DIRECTIONS –
From the entries provided below, copy each line that contains the word "previous".

(Stored entries)
>> Begin

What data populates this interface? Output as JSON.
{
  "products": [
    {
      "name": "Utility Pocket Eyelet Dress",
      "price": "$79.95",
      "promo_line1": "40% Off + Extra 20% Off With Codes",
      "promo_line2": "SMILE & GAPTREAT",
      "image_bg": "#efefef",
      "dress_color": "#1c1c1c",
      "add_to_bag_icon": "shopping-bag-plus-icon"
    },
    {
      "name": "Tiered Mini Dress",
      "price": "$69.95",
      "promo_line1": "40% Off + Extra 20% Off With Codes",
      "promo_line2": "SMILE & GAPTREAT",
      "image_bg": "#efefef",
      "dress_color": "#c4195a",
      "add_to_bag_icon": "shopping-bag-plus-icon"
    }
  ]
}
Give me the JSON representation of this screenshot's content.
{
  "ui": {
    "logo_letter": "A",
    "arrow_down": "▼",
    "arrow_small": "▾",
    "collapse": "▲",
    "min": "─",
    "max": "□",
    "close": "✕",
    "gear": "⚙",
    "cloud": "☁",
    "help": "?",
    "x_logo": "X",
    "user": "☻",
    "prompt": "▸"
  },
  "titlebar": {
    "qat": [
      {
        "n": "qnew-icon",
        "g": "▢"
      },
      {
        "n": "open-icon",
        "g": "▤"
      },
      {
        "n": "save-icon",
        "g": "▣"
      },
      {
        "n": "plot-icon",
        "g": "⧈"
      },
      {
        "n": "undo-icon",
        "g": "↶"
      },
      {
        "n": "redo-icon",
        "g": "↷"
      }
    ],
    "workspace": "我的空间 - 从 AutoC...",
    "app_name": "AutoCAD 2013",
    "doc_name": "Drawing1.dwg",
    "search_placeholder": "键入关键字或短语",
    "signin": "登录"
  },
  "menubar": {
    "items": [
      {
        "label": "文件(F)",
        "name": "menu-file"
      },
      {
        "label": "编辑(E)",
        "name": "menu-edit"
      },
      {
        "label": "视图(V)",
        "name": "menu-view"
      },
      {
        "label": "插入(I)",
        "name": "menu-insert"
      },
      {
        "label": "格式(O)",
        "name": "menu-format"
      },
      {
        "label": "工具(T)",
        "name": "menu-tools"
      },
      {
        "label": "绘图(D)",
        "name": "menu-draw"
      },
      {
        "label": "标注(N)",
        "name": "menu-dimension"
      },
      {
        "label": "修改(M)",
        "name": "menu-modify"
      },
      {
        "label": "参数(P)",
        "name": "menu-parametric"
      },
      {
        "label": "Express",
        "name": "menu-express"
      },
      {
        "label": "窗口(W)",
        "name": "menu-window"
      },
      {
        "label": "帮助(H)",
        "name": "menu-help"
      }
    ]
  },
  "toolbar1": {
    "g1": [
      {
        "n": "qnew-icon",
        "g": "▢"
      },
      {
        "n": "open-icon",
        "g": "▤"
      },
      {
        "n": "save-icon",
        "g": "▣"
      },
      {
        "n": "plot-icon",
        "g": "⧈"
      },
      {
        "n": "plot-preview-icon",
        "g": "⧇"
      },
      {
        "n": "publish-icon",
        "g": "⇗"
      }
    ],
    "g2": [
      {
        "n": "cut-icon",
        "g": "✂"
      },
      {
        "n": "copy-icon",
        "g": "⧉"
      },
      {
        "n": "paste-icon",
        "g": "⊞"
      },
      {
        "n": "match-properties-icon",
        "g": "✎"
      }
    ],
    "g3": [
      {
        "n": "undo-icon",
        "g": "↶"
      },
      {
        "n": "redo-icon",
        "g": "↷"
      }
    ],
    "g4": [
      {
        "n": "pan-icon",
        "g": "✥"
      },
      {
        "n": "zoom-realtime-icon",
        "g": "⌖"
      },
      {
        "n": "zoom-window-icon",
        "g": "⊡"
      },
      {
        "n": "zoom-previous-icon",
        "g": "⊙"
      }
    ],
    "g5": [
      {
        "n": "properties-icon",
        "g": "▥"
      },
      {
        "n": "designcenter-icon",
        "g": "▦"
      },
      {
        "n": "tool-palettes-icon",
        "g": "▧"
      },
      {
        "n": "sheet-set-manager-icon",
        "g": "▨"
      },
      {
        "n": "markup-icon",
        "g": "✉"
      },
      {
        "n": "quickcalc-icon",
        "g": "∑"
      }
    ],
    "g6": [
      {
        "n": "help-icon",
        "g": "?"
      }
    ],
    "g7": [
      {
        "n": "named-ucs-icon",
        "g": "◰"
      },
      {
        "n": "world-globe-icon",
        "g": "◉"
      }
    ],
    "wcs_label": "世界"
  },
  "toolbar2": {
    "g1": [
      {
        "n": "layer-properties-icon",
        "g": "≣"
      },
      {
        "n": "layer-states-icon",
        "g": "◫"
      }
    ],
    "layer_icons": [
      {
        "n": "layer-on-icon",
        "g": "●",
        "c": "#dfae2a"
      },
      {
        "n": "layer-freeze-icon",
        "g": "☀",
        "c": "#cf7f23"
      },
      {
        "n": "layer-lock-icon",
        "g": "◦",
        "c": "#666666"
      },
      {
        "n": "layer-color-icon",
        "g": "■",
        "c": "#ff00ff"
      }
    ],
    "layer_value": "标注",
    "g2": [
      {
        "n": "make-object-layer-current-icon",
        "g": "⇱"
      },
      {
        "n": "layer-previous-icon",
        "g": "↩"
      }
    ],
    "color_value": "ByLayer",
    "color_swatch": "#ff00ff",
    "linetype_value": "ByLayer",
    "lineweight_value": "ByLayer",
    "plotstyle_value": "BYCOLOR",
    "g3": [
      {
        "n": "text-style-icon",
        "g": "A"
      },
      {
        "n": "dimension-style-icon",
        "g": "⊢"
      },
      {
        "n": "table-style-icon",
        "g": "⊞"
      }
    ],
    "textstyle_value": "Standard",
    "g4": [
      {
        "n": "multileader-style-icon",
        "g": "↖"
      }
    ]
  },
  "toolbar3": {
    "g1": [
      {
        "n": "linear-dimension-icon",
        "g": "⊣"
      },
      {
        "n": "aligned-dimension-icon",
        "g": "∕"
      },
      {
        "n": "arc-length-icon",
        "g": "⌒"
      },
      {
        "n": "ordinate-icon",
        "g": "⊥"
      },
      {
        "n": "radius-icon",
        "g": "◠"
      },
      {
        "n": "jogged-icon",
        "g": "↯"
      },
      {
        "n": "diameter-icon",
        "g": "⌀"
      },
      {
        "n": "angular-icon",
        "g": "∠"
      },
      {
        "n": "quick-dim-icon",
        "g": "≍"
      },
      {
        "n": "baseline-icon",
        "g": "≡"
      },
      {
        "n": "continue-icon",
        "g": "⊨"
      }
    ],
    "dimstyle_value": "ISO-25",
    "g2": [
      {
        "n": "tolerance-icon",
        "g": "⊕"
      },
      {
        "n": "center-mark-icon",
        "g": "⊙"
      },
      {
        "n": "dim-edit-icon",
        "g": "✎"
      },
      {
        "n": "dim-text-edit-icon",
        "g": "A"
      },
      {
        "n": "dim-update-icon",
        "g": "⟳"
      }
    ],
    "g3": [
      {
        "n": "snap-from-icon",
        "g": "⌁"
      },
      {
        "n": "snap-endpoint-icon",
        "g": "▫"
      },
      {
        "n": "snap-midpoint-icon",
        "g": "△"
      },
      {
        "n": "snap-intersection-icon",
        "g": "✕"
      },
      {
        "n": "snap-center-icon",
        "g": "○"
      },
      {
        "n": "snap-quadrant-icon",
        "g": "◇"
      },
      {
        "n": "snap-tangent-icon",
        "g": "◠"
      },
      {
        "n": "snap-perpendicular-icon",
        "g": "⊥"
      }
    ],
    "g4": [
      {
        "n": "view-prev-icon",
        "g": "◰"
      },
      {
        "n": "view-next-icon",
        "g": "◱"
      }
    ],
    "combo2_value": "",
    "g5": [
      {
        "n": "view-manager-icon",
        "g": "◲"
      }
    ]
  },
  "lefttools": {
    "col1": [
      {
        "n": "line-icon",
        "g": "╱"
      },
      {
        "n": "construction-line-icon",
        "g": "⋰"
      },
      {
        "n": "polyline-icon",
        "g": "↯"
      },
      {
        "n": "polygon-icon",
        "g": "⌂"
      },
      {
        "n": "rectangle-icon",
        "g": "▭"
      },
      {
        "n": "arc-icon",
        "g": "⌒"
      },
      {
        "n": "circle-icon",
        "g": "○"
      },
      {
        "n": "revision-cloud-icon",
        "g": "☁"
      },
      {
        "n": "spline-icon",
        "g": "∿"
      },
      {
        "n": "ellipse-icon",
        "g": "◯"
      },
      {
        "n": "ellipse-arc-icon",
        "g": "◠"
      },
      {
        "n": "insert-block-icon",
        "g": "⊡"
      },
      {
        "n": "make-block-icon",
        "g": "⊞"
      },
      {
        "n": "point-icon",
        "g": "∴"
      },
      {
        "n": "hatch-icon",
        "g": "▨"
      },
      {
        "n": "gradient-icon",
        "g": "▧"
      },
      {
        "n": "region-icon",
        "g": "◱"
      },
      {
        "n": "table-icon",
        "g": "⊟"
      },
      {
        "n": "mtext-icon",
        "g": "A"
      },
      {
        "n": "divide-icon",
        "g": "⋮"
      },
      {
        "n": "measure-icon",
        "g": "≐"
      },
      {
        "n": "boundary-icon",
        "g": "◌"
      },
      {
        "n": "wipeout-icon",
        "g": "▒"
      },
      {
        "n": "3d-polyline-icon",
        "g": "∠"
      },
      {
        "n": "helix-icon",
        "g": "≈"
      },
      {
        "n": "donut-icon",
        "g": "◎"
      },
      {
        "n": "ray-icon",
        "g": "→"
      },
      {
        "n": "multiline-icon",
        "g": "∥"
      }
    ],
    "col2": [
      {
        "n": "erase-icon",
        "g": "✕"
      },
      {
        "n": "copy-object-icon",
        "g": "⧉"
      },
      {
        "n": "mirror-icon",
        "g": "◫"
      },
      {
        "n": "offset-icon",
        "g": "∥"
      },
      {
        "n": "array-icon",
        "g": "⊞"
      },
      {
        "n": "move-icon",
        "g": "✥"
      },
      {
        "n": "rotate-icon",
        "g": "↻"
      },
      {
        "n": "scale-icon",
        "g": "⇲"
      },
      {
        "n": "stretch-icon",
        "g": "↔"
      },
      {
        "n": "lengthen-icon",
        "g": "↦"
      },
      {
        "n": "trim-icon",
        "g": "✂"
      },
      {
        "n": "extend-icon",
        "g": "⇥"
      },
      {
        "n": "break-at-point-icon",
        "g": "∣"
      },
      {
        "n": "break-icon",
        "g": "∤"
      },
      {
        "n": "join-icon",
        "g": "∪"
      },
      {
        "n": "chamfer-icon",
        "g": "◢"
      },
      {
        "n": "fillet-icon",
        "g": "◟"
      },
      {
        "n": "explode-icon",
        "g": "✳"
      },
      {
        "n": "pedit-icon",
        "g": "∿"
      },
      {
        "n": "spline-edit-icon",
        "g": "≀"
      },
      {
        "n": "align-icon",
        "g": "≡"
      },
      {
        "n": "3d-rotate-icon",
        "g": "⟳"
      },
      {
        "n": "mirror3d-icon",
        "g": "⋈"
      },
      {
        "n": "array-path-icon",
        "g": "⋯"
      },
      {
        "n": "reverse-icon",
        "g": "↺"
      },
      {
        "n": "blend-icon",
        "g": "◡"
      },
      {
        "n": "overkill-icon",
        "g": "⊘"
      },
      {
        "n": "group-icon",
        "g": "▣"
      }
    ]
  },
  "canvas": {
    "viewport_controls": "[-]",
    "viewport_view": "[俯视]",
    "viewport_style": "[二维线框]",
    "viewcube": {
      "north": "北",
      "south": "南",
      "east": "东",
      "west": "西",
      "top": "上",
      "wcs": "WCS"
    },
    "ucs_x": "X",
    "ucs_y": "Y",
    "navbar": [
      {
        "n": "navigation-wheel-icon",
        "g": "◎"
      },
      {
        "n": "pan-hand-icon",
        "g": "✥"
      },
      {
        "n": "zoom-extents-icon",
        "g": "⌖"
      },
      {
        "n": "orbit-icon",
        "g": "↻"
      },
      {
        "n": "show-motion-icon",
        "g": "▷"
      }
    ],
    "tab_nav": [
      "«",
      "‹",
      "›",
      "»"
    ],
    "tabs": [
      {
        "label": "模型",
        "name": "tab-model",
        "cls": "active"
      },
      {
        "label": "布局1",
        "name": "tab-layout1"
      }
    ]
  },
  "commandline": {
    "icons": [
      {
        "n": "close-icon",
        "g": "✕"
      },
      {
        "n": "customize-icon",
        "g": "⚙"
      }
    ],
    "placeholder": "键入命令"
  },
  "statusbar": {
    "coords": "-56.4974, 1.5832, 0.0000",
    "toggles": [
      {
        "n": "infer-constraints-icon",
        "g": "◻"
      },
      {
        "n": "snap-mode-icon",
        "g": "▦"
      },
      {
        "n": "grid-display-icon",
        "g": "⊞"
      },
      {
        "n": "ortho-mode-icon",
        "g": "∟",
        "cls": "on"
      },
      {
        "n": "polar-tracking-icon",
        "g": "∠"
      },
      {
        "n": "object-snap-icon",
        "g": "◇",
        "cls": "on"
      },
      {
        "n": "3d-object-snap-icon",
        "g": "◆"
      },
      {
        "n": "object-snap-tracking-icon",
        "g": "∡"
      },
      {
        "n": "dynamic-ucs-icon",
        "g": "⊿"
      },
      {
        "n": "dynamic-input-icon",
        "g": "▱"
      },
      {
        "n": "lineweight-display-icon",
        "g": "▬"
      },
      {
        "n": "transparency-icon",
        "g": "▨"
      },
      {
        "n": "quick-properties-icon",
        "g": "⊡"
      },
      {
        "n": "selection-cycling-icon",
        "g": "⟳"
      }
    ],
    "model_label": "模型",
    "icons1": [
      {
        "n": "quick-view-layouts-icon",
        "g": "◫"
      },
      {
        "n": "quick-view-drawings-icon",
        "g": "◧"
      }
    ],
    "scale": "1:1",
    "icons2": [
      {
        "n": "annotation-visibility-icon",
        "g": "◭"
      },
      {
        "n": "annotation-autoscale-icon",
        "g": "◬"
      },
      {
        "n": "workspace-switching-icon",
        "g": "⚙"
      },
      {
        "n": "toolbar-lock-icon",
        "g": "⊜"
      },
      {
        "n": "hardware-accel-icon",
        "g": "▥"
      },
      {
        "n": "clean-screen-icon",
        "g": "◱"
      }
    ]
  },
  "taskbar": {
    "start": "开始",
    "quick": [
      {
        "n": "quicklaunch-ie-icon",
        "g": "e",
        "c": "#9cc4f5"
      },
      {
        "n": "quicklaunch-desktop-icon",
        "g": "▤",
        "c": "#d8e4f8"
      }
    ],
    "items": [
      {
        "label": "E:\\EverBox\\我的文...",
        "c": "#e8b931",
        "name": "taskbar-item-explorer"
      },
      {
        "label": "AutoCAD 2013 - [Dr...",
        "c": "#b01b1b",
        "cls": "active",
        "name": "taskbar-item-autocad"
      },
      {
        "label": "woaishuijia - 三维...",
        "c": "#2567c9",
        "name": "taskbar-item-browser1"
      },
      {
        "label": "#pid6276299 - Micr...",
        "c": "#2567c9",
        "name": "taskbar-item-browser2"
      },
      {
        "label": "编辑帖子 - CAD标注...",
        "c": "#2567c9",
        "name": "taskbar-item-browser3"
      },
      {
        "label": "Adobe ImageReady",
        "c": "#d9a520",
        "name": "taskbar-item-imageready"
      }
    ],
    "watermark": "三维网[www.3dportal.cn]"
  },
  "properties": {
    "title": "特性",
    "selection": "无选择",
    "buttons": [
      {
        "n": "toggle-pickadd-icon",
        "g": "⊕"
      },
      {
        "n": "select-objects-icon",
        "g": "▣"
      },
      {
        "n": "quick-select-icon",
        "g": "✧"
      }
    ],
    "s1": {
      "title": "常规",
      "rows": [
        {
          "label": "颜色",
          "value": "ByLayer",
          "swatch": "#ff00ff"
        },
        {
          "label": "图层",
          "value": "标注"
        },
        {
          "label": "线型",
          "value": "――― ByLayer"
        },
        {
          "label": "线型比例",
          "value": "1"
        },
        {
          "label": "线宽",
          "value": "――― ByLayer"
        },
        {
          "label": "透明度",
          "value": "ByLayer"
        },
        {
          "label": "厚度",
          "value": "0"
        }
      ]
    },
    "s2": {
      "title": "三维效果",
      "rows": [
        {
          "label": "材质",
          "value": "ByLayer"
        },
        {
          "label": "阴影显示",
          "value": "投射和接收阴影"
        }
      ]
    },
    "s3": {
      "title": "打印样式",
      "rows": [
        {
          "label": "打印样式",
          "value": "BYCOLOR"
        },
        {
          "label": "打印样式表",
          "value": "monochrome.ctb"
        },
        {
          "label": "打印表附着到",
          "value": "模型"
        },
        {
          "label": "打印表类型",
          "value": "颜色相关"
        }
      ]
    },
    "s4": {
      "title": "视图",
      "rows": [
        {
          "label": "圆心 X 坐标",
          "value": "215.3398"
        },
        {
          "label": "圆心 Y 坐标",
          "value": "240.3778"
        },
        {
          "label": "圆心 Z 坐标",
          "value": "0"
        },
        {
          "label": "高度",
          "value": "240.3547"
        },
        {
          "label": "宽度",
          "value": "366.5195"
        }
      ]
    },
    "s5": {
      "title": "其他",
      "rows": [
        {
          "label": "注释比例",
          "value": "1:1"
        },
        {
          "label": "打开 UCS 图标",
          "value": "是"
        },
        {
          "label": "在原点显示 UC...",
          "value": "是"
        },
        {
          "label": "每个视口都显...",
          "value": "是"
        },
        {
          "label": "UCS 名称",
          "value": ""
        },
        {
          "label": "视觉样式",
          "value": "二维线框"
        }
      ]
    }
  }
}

>> End

EXERCISE ANSWER –
        "n": "zoom-previous-icon",
        "n": "layer-previous-icon",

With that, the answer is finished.